- _THE EXERCISE_:
Retype each line exactly. Skip images.

- _DATASET ENTRIES_:
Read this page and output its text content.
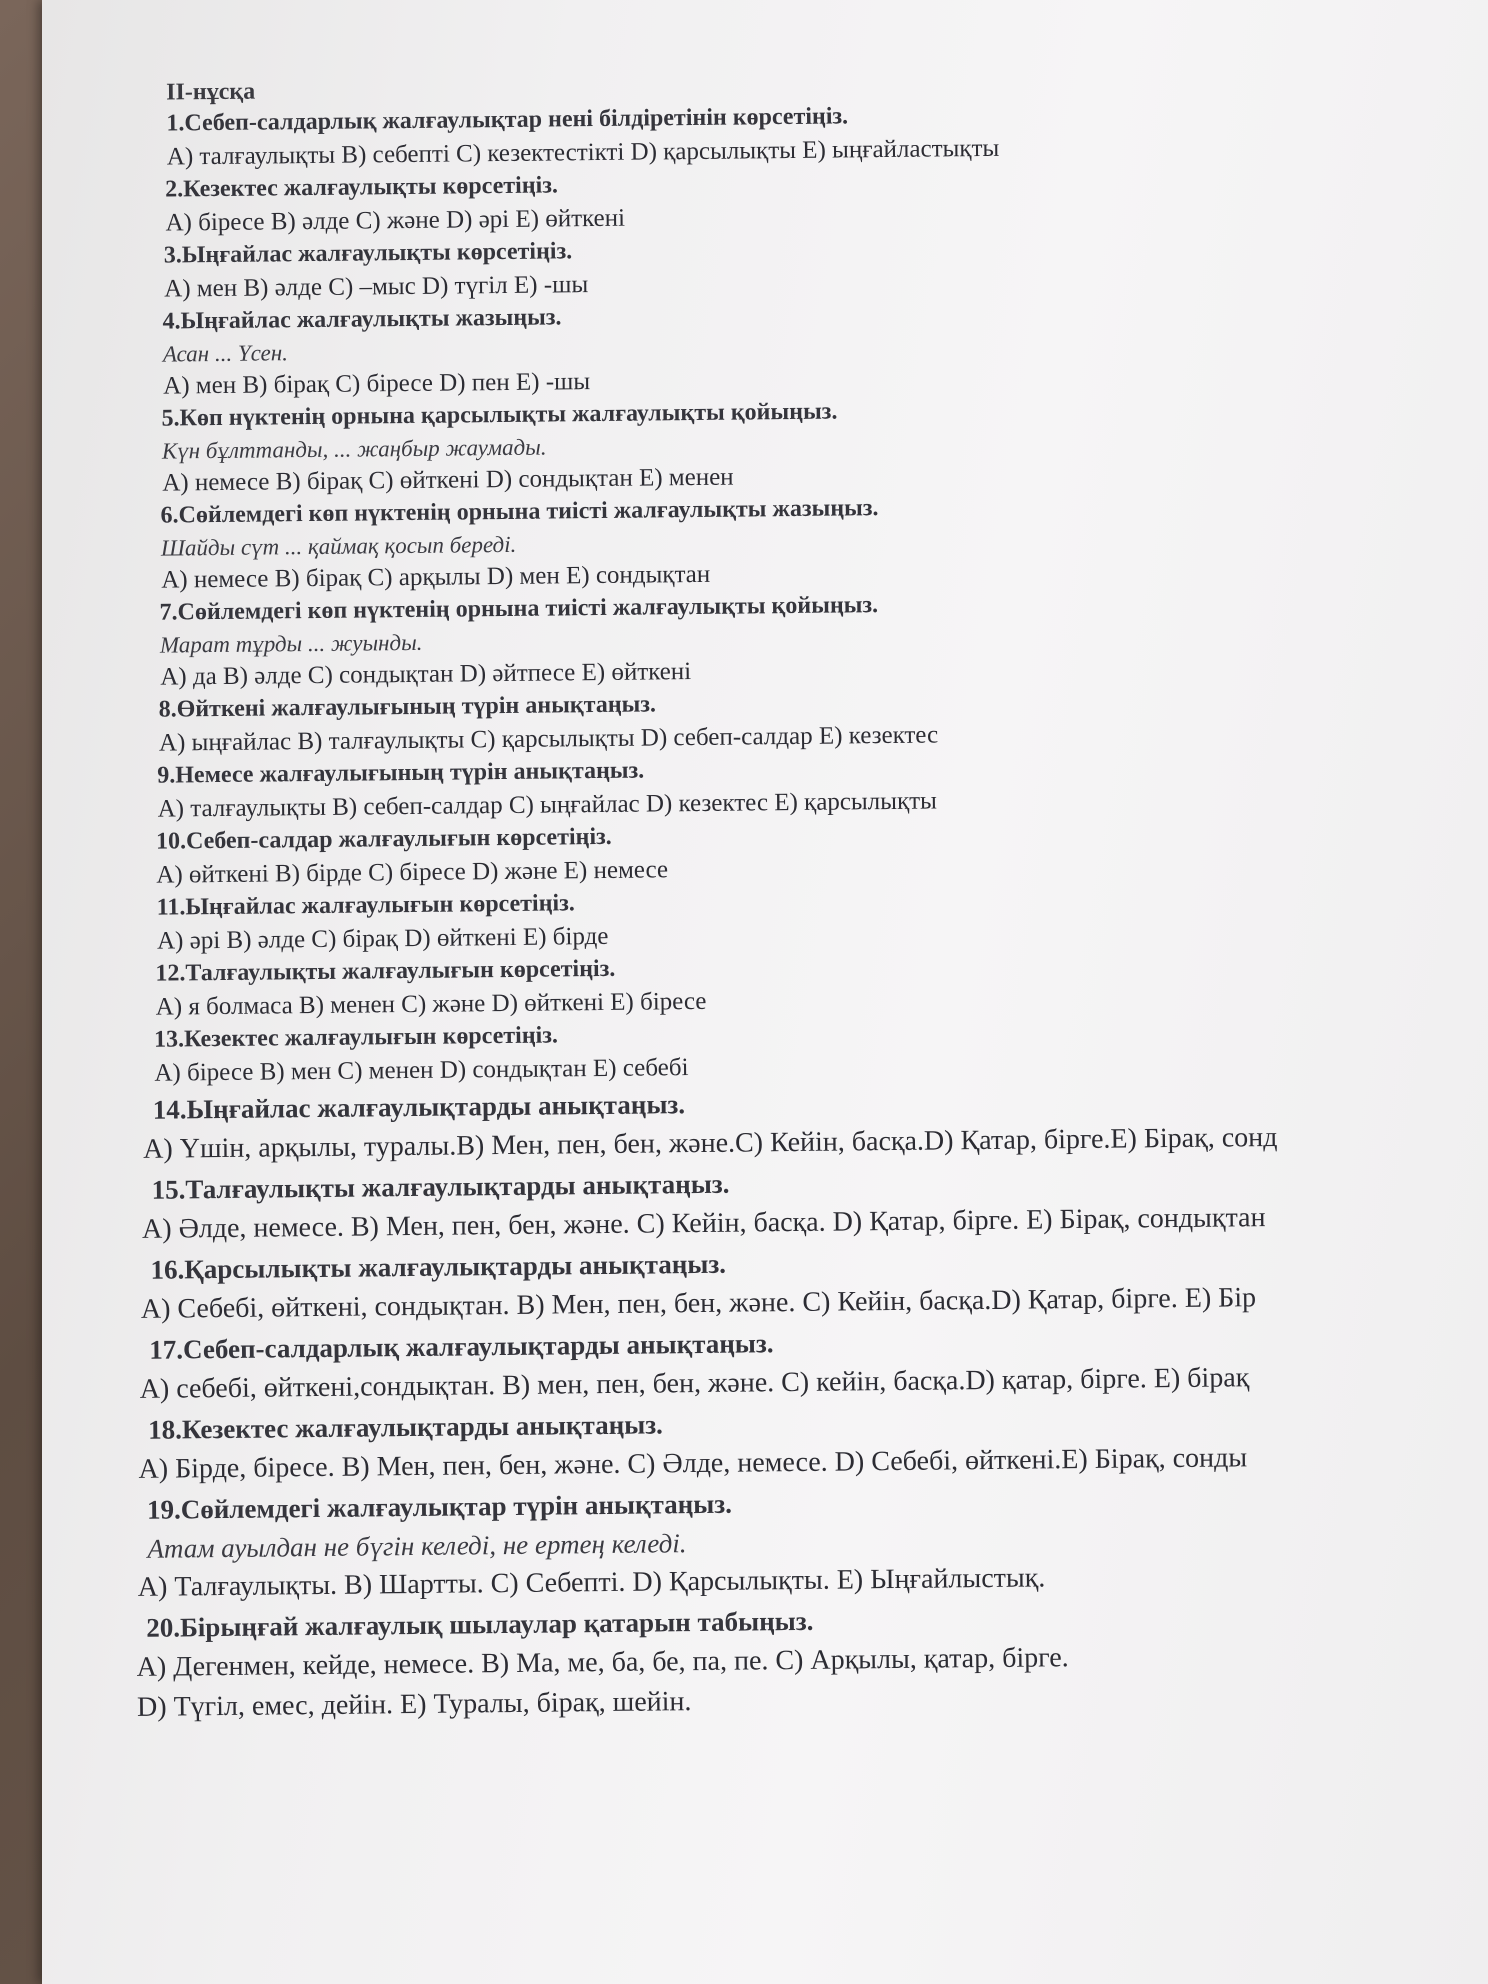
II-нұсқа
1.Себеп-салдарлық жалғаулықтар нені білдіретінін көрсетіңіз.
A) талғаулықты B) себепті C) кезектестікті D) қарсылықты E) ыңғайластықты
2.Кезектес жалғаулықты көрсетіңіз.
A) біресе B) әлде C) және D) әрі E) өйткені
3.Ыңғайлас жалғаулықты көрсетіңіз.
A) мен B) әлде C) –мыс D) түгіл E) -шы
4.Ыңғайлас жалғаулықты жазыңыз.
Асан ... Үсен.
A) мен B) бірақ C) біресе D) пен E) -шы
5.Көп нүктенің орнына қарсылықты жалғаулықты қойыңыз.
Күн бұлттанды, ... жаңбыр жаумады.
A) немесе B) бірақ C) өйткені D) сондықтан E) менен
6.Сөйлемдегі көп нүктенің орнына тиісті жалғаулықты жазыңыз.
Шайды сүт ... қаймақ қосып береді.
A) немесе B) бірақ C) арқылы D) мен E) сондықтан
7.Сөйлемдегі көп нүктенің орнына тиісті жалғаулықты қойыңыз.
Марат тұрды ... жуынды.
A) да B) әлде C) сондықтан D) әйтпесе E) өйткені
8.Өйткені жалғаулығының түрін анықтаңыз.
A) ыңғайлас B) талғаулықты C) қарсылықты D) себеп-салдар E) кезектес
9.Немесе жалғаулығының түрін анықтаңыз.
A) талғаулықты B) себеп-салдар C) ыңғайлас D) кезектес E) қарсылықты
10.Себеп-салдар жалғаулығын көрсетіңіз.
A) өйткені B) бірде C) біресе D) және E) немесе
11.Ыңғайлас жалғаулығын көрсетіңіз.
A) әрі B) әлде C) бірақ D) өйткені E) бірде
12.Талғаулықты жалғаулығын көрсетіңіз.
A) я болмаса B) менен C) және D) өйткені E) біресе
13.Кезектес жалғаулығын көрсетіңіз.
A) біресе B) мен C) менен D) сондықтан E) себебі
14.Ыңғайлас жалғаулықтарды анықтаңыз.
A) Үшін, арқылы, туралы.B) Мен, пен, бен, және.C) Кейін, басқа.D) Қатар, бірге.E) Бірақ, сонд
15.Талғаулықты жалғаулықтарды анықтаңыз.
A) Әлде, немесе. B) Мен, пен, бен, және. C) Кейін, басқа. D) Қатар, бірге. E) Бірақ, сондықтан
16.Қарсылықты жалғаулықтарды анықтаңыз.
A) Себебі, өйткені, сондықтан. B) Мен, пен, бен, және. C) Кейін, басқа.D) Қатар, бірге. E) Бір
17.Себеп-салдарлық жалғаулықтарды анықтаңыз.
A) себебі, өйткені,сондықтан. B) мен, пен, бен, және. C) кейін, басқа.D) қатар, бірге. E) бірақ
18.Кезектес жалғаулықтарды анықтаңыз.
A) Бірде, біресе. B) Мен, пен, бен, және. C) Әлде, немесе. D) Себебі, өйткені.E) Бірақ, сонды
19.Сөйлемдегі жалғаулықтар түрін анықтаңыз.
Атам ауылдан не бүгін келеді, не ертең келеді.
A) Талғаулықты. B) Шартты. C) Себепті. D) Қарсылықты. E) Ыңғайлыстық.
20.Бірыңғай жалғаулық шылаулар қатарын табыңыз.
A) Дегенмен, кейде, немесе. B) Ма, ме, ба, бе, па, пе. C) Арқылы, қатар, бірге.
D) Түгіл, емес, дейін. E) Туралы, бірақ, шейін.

- _FULL OUTPUT_:
Read this page and output its text content.
II-нұсқа
1.Себеп-салдарлық жалғаулықтар нені білдіретінін көрсетіңіз.
A) талғаулықты B) себепті C) кезектестікті D) қарсылықты E) ыңғайластықты
2.Кезектес жалғаулықты көрсетіңіз.
A) біресе B) әлде C) және D) әрі E) өйткені
3.Ыңғайлас жалғаулықты көрсетіңіз.
A) мен B) әлде C) –мыс D) түгіл E) -шы
4.Ыңғайлас жалғаулықты жазыңыз.
Асан ... Үсен.
A) мен B) бірақ C) біресе D) пен E) -шы
5.Көп нүктенің орнына қарсылықты жалғаулықты қойыңыз.
Күн бұлттанды, ... жаңбыр жаумады.
A) немесе B) бірақ C) өйткені D) сондықтан E) менен
6.Сөйлемдегі көп нүктенің орнына тиісті жалғаулықты жазыңыз.
Шайды сүт ... қаймақ қосып береді.
A) немесе B) бірақ C) арқылы D) мен E) сондықтан
7.Сөйлемдегі көп нүктенің орнына тиісті жалғаулықты қойыңыз.
Марат тұрды ... жуынды.
A) да B) әлде C) сондықтан D) әйтпесе E) өйткені
8.Өйткені жалғаулығының түрін анықтаңыз.
A) ыңғайлас B) талғаулықты C) қарсылықты D) себеп-салдар E) кезектес
9.Немесе жалғаулығының түрін анықтаңыз.
A) талғаулықты B) себеп-салдар C) ыңғайлас D) кезектес E) қарсылықты
10.Себеп-салдар жалғаулығын көрсетіңіз.
A) өйткені B) бірде C) біресе D) және E) немесе
11.Ыңғайлас жалғаулығын көрсетіңіз.
A) әрі B) әлде C) бірақ D) өйткені E) бірде
12.Талғаулықты жалғаулығын көрсетіңіз.
A) я болмаса B) менен C) және D) өйткені E) біресе
13.Кезектес жалғаулығын көрсетіңіз.
A) біресе B) мен C) менен D) сондықтан E) себебі
14.Ыңғайлас жалғаулықтарды анықтаңыз.
A) Үшін, арқылы, туралы.B) Мен, пен, бен, және.C) Кейін, басқа.D) Қатар, бірге.E) Бірақ, сонд
15.Талғаулықты жалғаулықтарды анықтаңыз.
A) Әлде, немесе. B) Мен, пен, бен, және. C) Кейін, басқа. D) Қатар, бірге. E) Бірақ, сондықтан
16.Қарсылықты жалғаулықтарды анықтаңыз.
A) Себебі, өйткені, сондықтан. B) Мен, пен, бен, және. C) Кейін, басқа.D) Қатар, бірге. E) Бір
17.Себеп-салдарлық жалғаулықтарды анықтаңыз.
A) себебі, өйткені,сондықтан. B) мен, пен, бен, және. C) кейін, басқа.D) қатар, бірге. E) бірақ
18.Кезектес жалғаулықтарды анықтаңыз.
A) Бірде, біресе. B) Мен, пен, бен, және. C) Әлде, немесе. D) Себебі, өйткені.E) Бірақ, сонды
19.Сөйлемдегі жалғаулықтар түрін анықтаңыз.
Атам ауылдан не бүгін келеді, не ертең келеді.
A) Талғаулықты. B) Шартты. C) Себепті. D) Қарсылықты. E) Ыңғайлыстық.
20.Бірыңғай жалғаулық шылаулар қатарын табыңыз.
A) Дегенмен, кейде, немесе. B) Ма, ме, ба, бе, па, пе. C) Арқылы, қатар, бірге.
D) Түгіл, емес, дейін. E) Туралы, бірақ, шейін.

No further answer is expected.